**WHAT NEEDS TO BE DONE**
A verbatim copy of the records is required, with all pictures left out.
** Start RECORDS SUPPLIED **
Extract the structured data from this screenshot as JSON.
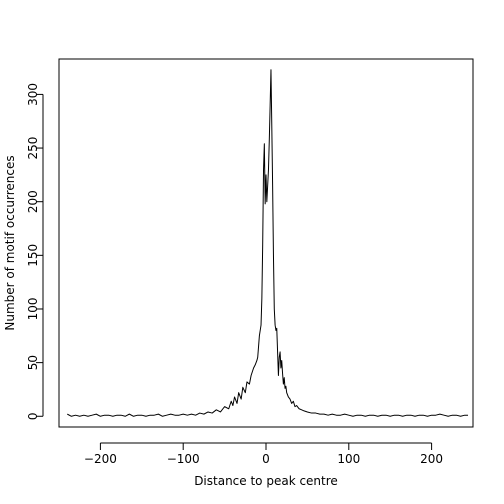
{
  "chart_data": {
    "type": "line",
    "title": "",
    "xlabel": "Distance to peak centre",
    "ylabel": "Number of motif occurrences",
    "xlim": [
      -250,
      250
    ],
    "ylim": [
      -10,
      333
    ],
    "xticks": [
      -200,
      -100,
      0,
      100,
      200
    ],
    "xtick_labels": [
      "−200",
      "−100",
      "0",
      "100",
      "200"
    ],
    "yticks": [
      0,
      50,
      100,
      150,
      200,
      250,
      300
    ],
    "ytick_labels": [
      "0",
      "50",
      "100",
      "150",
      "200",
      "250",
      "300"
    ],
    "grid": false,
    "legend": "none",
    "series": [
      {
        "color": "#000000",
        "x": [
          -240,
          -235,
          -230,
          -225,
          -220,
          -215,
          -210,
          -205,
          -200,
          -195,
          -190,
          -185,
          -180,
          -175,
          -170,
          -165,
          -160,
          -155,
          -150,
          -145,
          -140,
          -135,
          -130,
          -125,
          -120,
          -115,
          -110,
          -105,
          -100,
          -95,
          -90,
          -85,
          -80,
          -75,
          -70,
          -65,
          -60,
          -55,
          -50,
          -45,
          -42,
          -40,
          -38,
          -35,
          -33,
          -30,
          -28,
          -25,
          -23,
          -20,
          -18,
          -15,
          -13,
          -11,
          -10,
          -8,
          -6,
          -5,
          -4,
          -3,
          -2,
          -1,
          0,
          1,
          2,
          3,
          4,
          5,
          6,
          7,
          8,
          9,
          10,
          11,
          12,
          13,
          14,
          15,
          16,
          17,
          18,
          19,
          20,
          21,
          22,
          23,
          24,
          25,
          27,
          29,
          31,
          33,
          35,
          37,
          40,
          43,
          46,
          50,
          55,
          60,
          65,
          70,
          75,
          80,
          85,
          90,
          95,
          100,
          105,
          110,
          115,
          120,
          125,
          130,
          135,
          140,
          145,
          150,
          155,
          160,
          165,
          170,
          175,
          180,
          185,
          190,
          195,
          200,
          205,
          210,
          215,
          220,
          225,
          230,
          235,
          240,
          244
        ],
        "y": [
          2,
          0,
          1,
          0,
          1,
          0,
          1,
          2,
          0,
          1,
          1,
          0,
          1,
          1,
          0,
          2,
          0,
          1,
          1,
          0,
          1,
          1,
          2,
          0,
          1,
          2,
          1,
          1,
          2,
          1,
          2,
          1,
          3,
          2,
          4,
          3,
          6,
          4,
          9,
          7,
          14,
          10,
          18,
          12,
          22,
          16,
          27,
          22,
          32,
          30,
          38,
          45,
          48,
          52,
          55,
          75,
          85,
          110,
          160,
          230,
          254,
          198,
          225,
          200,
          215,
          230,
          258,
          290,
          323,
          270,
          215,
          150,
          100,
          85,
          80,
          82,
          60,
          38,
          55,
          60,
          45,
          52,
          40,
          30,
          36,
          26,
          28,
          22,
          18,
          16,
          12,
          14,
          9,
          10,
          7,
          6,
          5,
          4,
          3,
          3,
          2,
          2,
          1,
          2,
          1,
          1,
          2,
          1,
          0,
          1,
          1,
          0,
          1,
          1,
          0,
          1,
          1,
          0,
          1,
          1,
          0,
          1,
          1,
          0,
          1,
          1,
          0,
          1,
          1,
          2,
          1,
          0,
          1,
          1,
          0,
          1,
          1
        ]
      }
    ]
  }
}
** End RECORDS SUPPLIED **
**FINISHED EXERCISE**
Extract the structured data from this screenshot as JSON.
{
  "chart_data": {
    "type": "line",
    "title": "",
    "xlabel": "Distance to peak centre",
    "ylabel": "Number of motif occurrences",
    "xlim": [
      -250,
      250
    ],
    "ylim": [
      -10,
      333
    ],
    "xticks": [
      -200,
      -100,
      0,
      100,
      200
    ],
    "xtick_labels": [
      "−200",
      "−100",
      "0",
      "100",
      "200"
    ],
    "yticks": [
      0,
      50,
      100,
      150,
      200,
      250,
      300
    ],
    "ytick_labels": [
      "0",
      "50",
      "100",
      "150",
      "200",
      "250",
      "300"
    ],
    "grid": false,
    "legend": "none",
    "series": [
      {
        "color": "#000000",
        "x": [
          -240,
          -235,
          -230,
          -225,
          -220,
          -215,
          -210,
          -205,
          -200,
          -195,
          -190,
          -185,
          -180,
          -175,
          -170,
          -165,
          -160,
          -155,
          -150,
          -145,
          -140,
          -135,
          -130,
          -125,
          -120,
          -115,
          -110,
          -105,
          -100,
          -95,
          -90,
          -85,
          -80,
          -75,
          -70,
          -65,
          -60,
          -55,
          -50,
          -45,
          -42,
          -40,
          -38,
          -35,
          -33,
          -30,
          -28,
          -25,
          -23,
          -20,
          -18,
          -15,
          -13,
          -11,
          -10,
          -8,
          -6,
          -5,
          -4,
          -3,
          -2,
          -1,
          0,
          1,
          2,
          3,
          4,
          5,
          6,
          7,
          8,
          9,
          10,
          11,
          12,
          13,
          14,
          15,
          16,
          17,
          18,
          19,
          20,
          21,
          22,
          23,
          24,
          25,
          27,
          29,
          31,
          33,
          35,
          37,
          40,
          43,
          46,
          50,
          55,
          60,
          65,
          70,
          75,
          80,
          85,
          90,
          95,
          100,
          105,
          110,
          115,
          120,
          125,
          130,
          135,
          140,
          145,
          150,
          155,
          160,
          165,
          170,
          175,
          180,
          185,
          190,
          195,
          200,
          205,
          210,
          215,
          220,
          225,
          230,
          235,
          240,
          244
        ],
        "y": [
          2,
          0,
          1,
          0,
          1,
          0,
          1,
          2,
          0,
          1,
          1,
          0,
          1,
          1,
          0,
          2,
          0,
          1,
          1,
          0,
          1,
          1,
          2,
          0,
          1,
          2,
          1,
          1,
          2,
          1,
          2,
          1,
          3,
          2,
          4,
          3,
          6,
          4,
          9,
          7,
          14,
          10,
          18,
          12,
          22,
          16,
          27,
          22,
          32,
          30,
          38,
          45,
          48,
          52,
          55,
          75,
          85,
          110,
          160,
          230,
          254,
          198,
          225,
          200,
          215,
          230,
          258,
          290,
          323,
          270,
          215,
          150,
          100,
          85,
          80,
          82,
          60,
          38,
          55,
          60,
          45,
          52,
          40,
          30,
          36,
          26,
          28,
          22,
          18,
          16,
          12,
          14,
          9,
          10,
          7,
          6,
          5,
          4,
          3,
          3,
          2,
          2,
          1,
          2,
          1,
          1,
          2,
          1,
          0,
          1,
          1,
          0,
          1,
          1,
          0,
          1,
          1,
          0,
          1,
          1,
          0,
          1,
          1,
          0,
          1,
          1,
          0,
          1,
          1,
          2,
          1,
          0,
          1,
          1,
          0,
          1,
          1
        ]
      }
    ]
  }
}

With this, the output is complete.